━━━ Records for the exercise

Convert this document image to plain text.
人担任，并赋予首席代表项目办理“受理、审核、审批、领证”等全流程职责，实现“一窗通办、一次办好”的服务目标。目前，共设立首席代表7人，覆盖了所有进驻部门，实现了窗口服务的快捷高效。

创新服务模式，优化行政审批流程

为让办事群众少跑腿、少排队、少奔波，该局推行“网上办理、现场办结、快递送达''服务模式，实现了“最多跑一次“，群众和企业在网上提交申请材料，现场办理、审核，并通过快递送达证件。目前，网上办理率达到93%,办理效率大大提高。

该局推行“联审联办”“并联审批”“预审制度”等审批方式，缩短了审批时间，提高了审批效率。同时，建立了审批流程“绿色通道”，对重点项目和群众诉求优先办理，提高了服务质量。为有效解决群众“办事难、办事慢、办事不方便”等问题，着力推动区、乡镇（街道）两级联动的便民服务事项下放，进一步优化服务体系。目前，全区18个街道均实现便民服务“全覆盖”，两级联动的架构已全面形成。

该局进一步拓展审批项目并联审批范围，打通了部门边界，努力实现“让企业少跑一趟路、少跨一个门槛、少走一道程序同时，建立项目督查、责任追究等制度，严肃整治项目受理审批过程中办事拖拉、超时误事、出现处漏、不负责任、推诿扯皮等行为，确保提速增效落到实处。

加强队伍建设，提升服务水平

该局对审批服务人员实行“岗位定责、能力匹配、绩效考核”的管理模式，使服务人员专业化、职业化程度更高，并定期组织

━━━━━━

## Stated exercise
All of the data must be returned exactly.

## Output of the task
Convert this document image to plain text.
人担任，并赋予首席代表项目办理“受理、审核、审批、领证”等全流程职责，实现“一窗通办、一次办好”的服务目标。目前，共设立首席代表7人，覆盖了所有进驻部门，实现了窗口服务的快捷高效。

创新服务模式，优化行政审批流程

为让办事群众少跑腿、少排队、少奔波，该局推行“网上办理、现场办结、快递送达''服务模式，实现了“最多跑一次“，群众和企业在网上提交申请材料，现场办理、审核，并通过快递送达证件。目前，网上办理率达到93%,办理效率大大提高。

该局推行“联审联办”“并联审批”“预审制度”等审批方式，缩短了审批时间，提高了审批效率。同时，建立了审批流程“绿色通道”，对重点项目和群众诉求优先办理，提高了服务质量。为有效解决群众“办事难、办事慢、办事不方便”等问题，着力推动区、乡镇（街道）两级联动的便民服务事项下放，进一步优化服务体系。目前，全区18个街道均实现便民服务“全覆盖”，两级联动的架构已全面形成。

该局进一步拓展审批项目并联审批范围，打通了部门边界，努力实现“让企业少跑一趟路、少跨一个门槛、少走一道程序同时，建立项目督查、责任追究等制度，严肃整治项目受理审批过程中办事拖拉、超时误事、出现处漏、不负责任、推诿扯皮等行为，确保提速增效落到实处。

加强队伍建设，提升服务水平

该局对审批服务人员实行“岗位定责、能力匹配、绩效考核”的管理模式，使服务人员专业化、职业化程度更高，并定期组织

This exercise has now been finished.